Each line below should be quoted exactly, please.
START Exercise data
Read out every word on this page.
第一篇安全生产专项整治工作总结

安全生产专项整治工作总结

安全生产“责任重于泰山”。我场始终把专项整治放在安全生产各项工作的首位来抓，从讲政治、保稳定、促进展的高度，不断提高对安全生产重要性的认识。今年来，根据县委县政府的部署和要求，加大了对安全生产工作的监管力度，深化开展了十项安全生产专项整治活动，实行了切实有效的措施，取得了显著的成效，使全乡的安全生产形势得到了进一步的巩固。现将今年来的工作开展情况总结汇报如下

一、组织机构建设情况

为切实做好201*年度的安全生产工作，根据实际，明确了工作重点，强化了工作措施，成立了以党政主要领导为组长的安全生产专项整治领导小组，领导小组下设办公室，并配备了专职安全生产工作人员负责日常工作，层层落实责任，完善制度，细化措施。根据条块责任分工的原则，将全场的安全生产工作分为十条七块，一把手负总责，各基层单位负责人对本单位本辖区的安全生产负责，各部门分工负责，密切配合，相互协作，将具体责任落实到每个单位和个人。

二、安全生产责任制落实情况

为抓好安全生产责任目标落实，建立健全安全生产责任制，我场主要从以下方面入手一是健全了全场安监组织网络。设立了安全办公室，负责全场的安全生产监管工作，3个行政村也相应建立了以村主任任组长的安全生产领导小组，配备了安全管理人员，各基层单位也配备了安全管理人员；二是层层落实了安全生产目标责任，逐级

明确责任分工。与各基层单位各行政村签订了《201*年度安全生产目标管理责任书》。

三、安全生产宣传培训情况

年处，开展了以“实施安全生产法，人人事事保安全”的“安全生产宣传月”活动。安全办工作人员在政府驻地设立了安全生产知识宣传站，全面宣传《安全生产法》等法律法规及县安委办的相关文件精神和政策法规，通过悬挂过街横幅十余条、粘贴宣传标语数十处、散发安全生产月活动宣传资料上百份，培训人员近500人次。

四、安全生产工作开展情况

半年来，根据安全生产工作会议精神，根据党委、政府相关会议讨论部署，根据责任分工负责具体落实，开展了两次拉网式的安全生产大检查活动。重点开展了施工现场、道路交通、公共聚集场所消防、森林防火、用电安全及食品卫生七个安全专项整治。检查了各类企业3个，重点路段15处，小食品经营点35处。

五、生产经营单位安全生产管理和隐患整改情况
END Exercise data
(Task output)
Read out every word on this page.
第一篇安全生产专项整治工作总结

安全生产专项整治工作总结

安全生产“责任重于泰山”。我场始终把专项整治放在安全生产各项工作的首位来抓，从讲政治、保稳定、促进展的高度，不断提高对安全生产重要性的认识。今年来，根据县委县政府的部署和要求，加大了对安全生产工作的监管力度，深化开展了十项安全生产专项整治活动，实行了切实有效的措施，取得了显著的成效，使全乡的安全生产形势得到了进一步的巩固。现将今年来的工作开展情况总结汇报如下

一、组织机构建设情况

为切实做好201*年度的安全生产工作，根据实际，明确了工作重点，强化了工作措施，成立了以党政主要领导为组长的安全生产专项整治领导小组，领导小组下设办公室，并配备了专职安全生产工作人员负责日常工作，层层落实责任，完善制度，细化措施。根据条块责任分工的原则，将全场的安全生产工作分为十条七块，一把手负总责，各基层单位负责人对本单位本辖区的安全生产负责，各部门分工负责，密切配合，相互协作，将具体责任落实到每个单位和个人。

二、安全生产责任制落实情况

为抓好安全生产责任目标落实，建立健全安全生产责任制，我场主要从以下方面入手一是健全了全场安监组织网络。设立了安全办公室，负责全场的安全生产监管工作，3个行政村也相应建立了以村主任任组长的安全生产领导小组，配备了安全管理人员，各基层单位也配备了安全管理人员；二是层层落实了安全生产目标责任，逐级

明确责任分工。与各基层单位各行政村签订了《201*年度安全生产目标管理责任书》。

三、安全生产宣传培训情况

年处，开展了以“实施安全生产法，人人事事保安全”的“安全生产宣传月”活动。安全办工作人员在政府驻地设立了安全生产知识宣传站，全面宣传《安全生产法》等法律法规及县安委办的相关文件精神和政策法规，通过悬挂过街横幅十余条、粘贴宣传标语数十处、散发安全生产月活动宣传资料上百份，培训人员近500人次。

四、安全生产工作开展情况

半年来，根据安全生产工作会议精神，根据党委、政府相关会议讨论部署，根据责任分工负责具体落实，开展了两次拉网式的安全生产大检查活动。重点开展了施工现场、道路交通、公共聚集场所消防、森林防火、用电安全及食品卫生七个安全专项整治。检查了各类企业3个，重点路段15处，小食品经营点35处。

五、生产经营单位安全生产管理和隐患整改情况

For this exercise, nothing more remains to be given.